[Data items]
------------------------------------
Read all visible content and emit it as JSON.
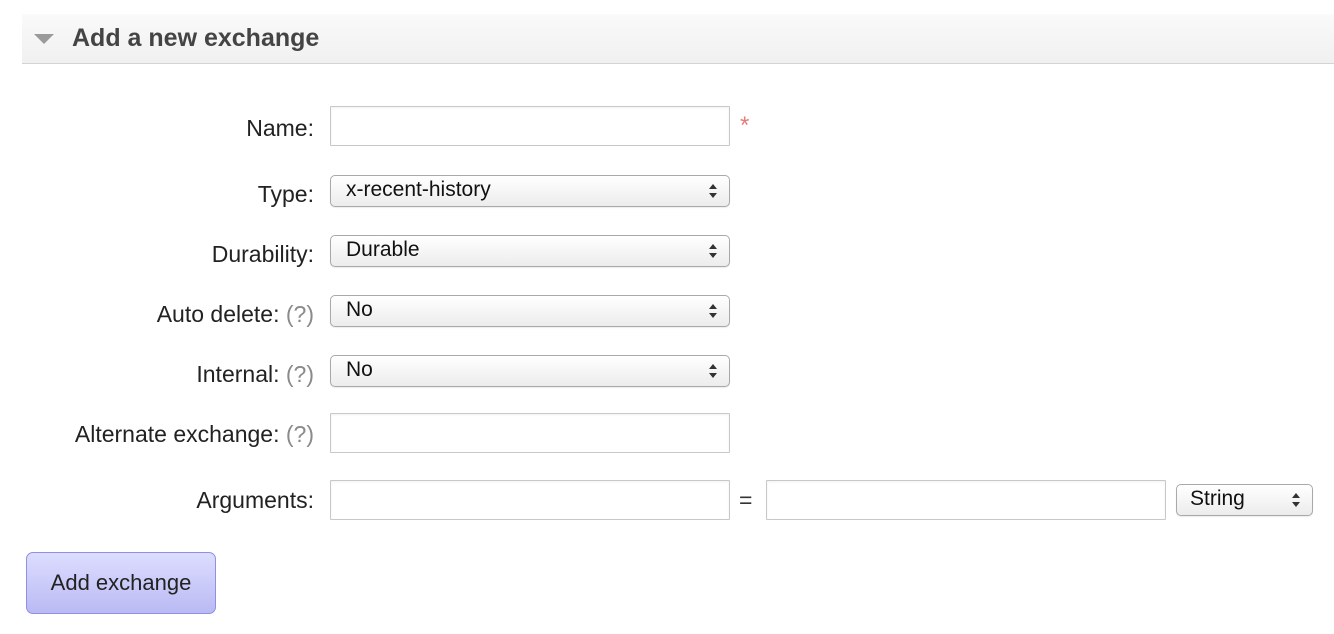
{
  "section": {
    "title": "Add a new exchange"
  },
  "form": {
    "name_label": "Name:",
    "name_value": "",
    "required_mark": "*",
    "type_label": "Type:",
    "type_value": "x-recent-history",
    "durability_label": "Durability:",
    "durability_value": "Durable",
    "auto_delete_label": "Auto delete:",
    "auto_delete_value": "No",
    "internal_label": "Internal:",
    "internal_value": "No",
    "alternate_exchange_label": "Alternate exchange:",
    "alternate_exchange_value": "",
    "help_text": "(?)",
    "arguments_label": "Arguments:",
    "arguments_key_value": "",
    "equals": "=",
    "arguments_value_value": "",
    "arguments_type_value": "String"
  },
  "actions": {
    "add_label": "Add exchange"
  },
  "colors": {
    "required": "#e87a7a",
    "button_bg": "#c8c8f8",
    "button_border": "#8f8fe6",
    "help": "#8a8a8a"
  },
  "icons": {
    "collapse": "triangle-down",
    "select": "up-down-arrows"
  }
}
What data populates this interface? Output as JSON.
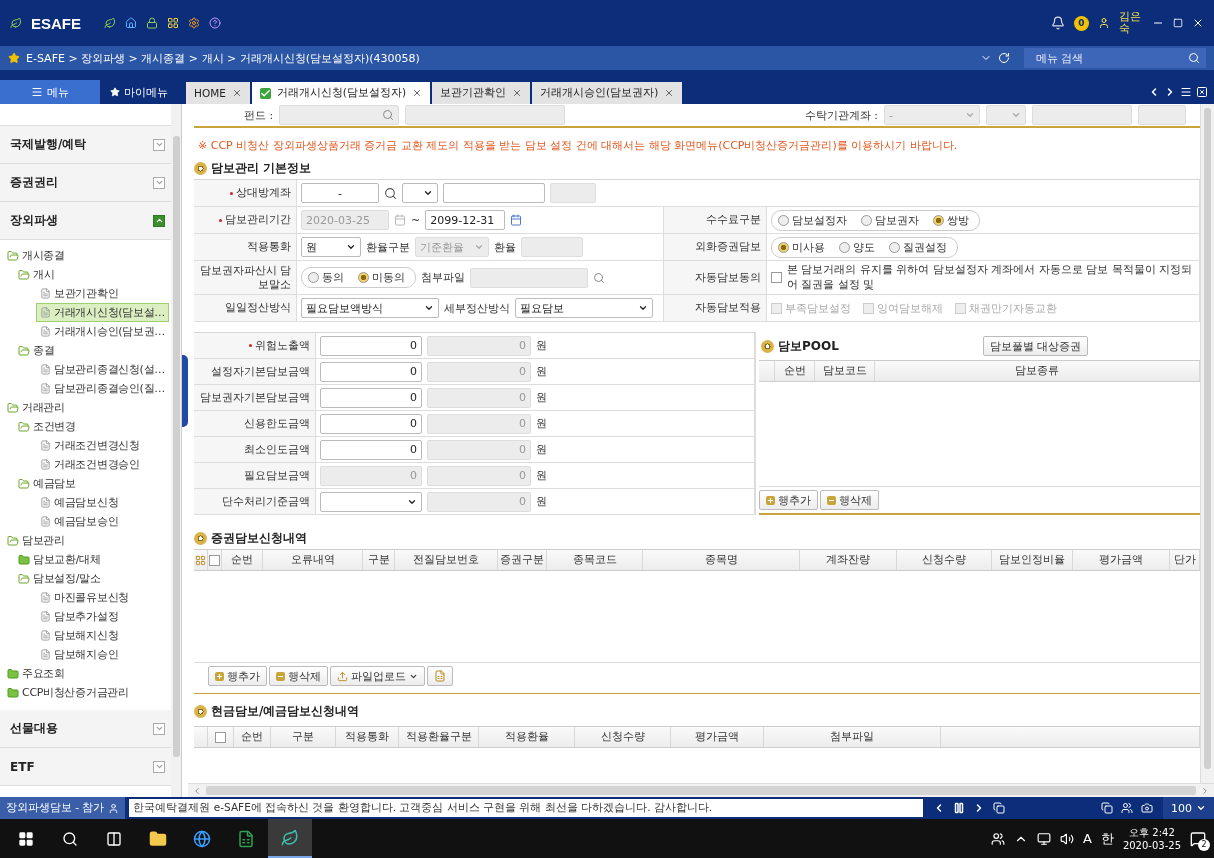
{
  "app": {
    "logo": "ESAFE",
    "notification_count": "0",
    "user": "김은숙"
  },
  "breadcrumb": "E-SAFE > 장외파생 > 개시종결 > 개시 > 거래개시신청(담보설정자)(430058)",
  "menu_search": {
    "placeholder": "메뉴 검색"
  },
  "menu_buttons": [
    {
      "label": "메뉴",
      "kind": "menu",
      "selected": true
    },
    {
      "label": "마이메뉴",
      "kind": "favorite",
      "selected": false
    }
  ],
  "tabs": [
    {
      "label": "HOME",
      "selected": false
    },
    {
      "label": "거래개시신청(담보설정자)",
      "selected": true
    },
    {
      "label": "보관기관확인",
      "selected": false
    },
    {
      "label": "거래개시승인(담보권자)",
      "selected": false
    }
  ],
  "sidebar": {
    "sections": [
      {
        "label": "국제발행/예탁",
        "expanded": false
      },
      {
        "label": "증권권리",
        "expanded": false
      },
      {
        "label": "장외파생",
        "expanded": true,
        "tree": [
          {
            "label": "개시종결",
            "kind": "folder",
            "expanded": true,
            "selected": false,
            "children": [
              {
                "label": "개시",
                "kind": "folder",
                "expanded": true,
                "selected": false,
                "children": [
                  {
                    "label": "보관기관확인",
                    "kind": "page",
                    "selected": false
                  },
                  {
                    "label": "거래개시신청(담보설…",
                    "kind": "page",
                    "selected": true
                  },
                  {
                    "label": "거래개시승인(담보권…",
                    "kind": "page",
                    "selected": false
                  }
                ]
              },
              {
                "label": "종결",
                "kind": "folder",
                "expanded": true,
                "selected": false,
                "children": [
                  {
                    "label": "담보관리종결신청(설…",
                    "kind": "page",
                    "selected": false
                  },
                  {
                    "label": "담보관리종결승인(질…",
                    "kind": "page",
                    "selected": false
                  }
                ]
              }
            ]
          },
          {
            "label": "거래관리",
            "kind": "folder",
            "expanded": true,
            "selected": false,
            "children": [
              {
                "label": "조건변경",
                "kind": "folder",
                "expanded": true,
                "selected": false,
                "children": [
                  {
                    "label": "거래조건변경신청",
                    "kind": "page",
                    "selected": false
                  },
                  {
                    "label": "거래조건변경승인",
                    "kind": "page",
                    "selected": false
                  }
                ]
              },
              {
                "label": "예금담보",
                "kind": "folder",
                "expanded": true,
                "selected": false,
                "children": [
                  {
                    "label": "예금담보신청",
                    "kind": "page",
                    "selected": false
                  },
                  {
                    "label": "예금담보승인",
                    "kind": "page",
                    "selected": false
                  }
                ]
              }
            ]
          },
          {
            "label": "담보관리",
            "kind": "folder",
            "expanded": true,
            "selected": false,
            "children": [
              {
                "label": "담보교환/대체",
                "kind": "folder",
                "expanded": false,
                "selected": false
              },
              {
                "label": "담보설정/말소",
                "kind": "folder",
                "expanded": true,
                "selected": false,
                "children": [
                  {
                    "label": "마진콜유보신청",
                    "kind": "page",
                    "selected": false
                  },
                  {
                    "label": "담보추가설정",
                    "kind": "page",
                    "selected": false
                  },
                  {
                    "label": "담보해지신청",
                    "kind": "page",
                    "selected": false
                  },
                  {
                    "label": "담보해지승인",
                    "kind": "page",
                    "selected": false
                  }
                ]
              }
            ]
          },
          {
            "label": "주요조회",
            "kind": "folder",
            "expanded": false,
            "selected": false
          },
          {
            "label": "CCP비청산증거금관리",
            "kind": "folder",
            "expanded": false,
            "selected": false
          }
        ]
      },
      {
        "label": "선물대용",
        "expanded": false
      },
      {
        "label": "ETF",
        "expanded": false
      }
    ]
  },
  "top_fields": {
    "fund_label": "펀드 :",
    "custody_label": "수탁기관계좌 :",
    "custody_value": "-"
  },
  "notice": "※ CCP 비청산 장외파생상품거래 증거금 교환 제도의 적용을 받는 담보 설정 건에 대해서는 해당 화면메뉴(CCP비청산증거금관리)를 이용하시기 바랍니다.",
  "basic_info": {
    "title": "담보관리 기본정보",
    "counterparty": {
      "label": "상대방계좌",
      "required": true,
      "value": "-"
    },
    "period": {
      "label": "담보관리기간",
      "required": true,
      "start": {
        "value": "2020-03-25",
        "disabled": true
      },
      "separator": "~",
      "end": {
        "value": "2099-12-31",
        "disabled": false
      }
    },
    "currency": {
      "label": "적용통화",
      "value": "원"
    },
    "rate_type": {
      "label": "환율구분",
      "value": "기준환율",
      "disabled": true
    },
    "rate": {
      "label": "환율"
    },
    "bankruptcy": {
      "label": "담보권자파산시 담보말소",
      "options": [
        {
          "label": "동의",
          "selected": false
        },
        {
          "label": "미동의",
          "selected": true
        }
      ]
    },
    "attachment": {
      "label": "첨부파일"
    },
    "daily_settlement": {
      "label": "일일정산방식",
      "value": "필요담보액방식"
    },
    "detail_settlement": {
      "label": "세부정산방식",
      "value": "필요담보"
    },
    "fee_type": {
      "label": "수수료구분",
      "options": [
        {
          "label": "담보설정자",
          "selected": false
        },
        {
          "label": "담보권자",
          "selected": false
        },
        {
          "label": "쌍방",
          "selected": true
        }
      ]
    },
    "fx_collateral": {
      "label": "외화증권담보",
      "options": [
        {
          "label": "미사용",
          "selected": true
        },
        {
          "label": "양도",
          "selected": false
        },
        {
          "label": "질권설정",
          "selected": false
        }
      ]
    },
    "auto_consent": {
      "label": "자동담보동의",
      "checked": false,
      "text": "본 담보거래의 유지를 위하여 담보설정자 계좌에서 자동으로 담보 목적물이 지정되어 질권을 설정 및"
    },
    "auto_apply": {
      "label": "자동담보적용",
      "options": [
        {
          "label": "부족담보설정",
          "checked": false,
          "disabled": true
        },
        {
          "label": "잉여담보해제",
          "checked": false,
          "disabled": true
        },
        {
          "label": "채권만기자동교환",
          "checked": false,
          "disabled": true
        }
      ]
    }
  },
  "amounts": [
    {
      "label": "위험노출액",
      "required": true,
      "kind": "input",
      "value": "0",
      "computed": "0",
      "unit": "원"
    },
    {
      "label": "설정자기본담보금액",
      "required": false,
      "kind": "input",
      "value": "0",
      "computed": "0",
      "unit": "원"
    },
    {
      "label": "담보권자기본담보금액",
      "required": false,
      "kind": "input",
      "value": "0",
      "computed": "0",
      "unit": "원"
    },
    {
      "label": "신용한도금액",
      "required": false,
      "kind": "input",
      "value": "0",
      "computed": "0",
      "unit": "원"
    },
    {
      "label": "최소인도금액",
      "required": false,
      "kind": "input",
      "value": "0",
      "computed": "0",
      "unit": "원"
    },
    {
      "label": "필요담보금액",
      "required": false,
      "kind": "readonly",
      "value": "0",
      "computed": "0",
      "unit": "원"
    },
    {
      "label": "단수처리기준금액",
      "required": false,
      "kind": "select",
      "computed": "0",
      "unit": "원"
    }
  ],
  "pool": {
    "title": "담보POOL",
    "button": "담보풀별 대상증권",
    "columns": [
      "순번",
      "담보코드",
      "담보종류"
    ],
    "actions": [
      {
        "label": "행추가",
        "kind": "add"
      },
      {
        "label": "행삭제",
        "kind": "delete"
      }
    ]
  },
  "securities": {
    "title": "증권담보신청내역",
    "all_checked": false,
    "columns": [
      "순번",
      "오류내역",
      "구분",
      "전질담보번호",
      "증권구분",
      "종목코드",
      "종목명",
      "계좌잔량",
      "신청수량",
      "담보인정비율",
      "평가금액",
      "단가"
    ],
    "actions": [
      {
        "label": "행추가",
        "kind": "add"
      },
      {
        "label": "행삭제",
        "kind": "delete"
      },
      {
        "label": "파일업로드",
        "kind": "upload"
      },
      {
        "kind": "excel"
      }
    ]
  },
  "cash": {
    "title": "현금담보/예금담보신청내역",
    "all_checked": false,
    "columns": [
      "순번",
      "구분",
      "적용통화",
      "적용환율구분",
      "적용환율",
      "신청수량",
      "평가금액",
      "첨부파일"
    ]
  },
  "status_bar": {
    "screen": "장외파생담보 - 참가",
    "message": "한국예탁결제원 e-SAFE에 접속하신 것을 환영합니다. 고객중심 서비스 구현을 위해 최선을 다하겠습니다. 감사합니다.",
    "zoom": "100"
  },
  "taskbar": {
    "ime": "A",
    "lang": "한",
    "time": "오후 2:42",
    "date": "2020-03-25",
    "notifications": "2"
  }
}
------------------------------------
• Written problem
Look for the word "CCP비청산증거금관리" in every line of the listing and copy the lines that have it.

• Result
            "label": "CCP비청산증거금관리",
  "notice": "※ CCP 비청산 장외파생상품거래 증거금 교환 제도의 적용을 받는 담보 설정 건에 대해서는 해당 화면메뉴(CCP비청산증거금관리)를 이용하시기 바랍니다.",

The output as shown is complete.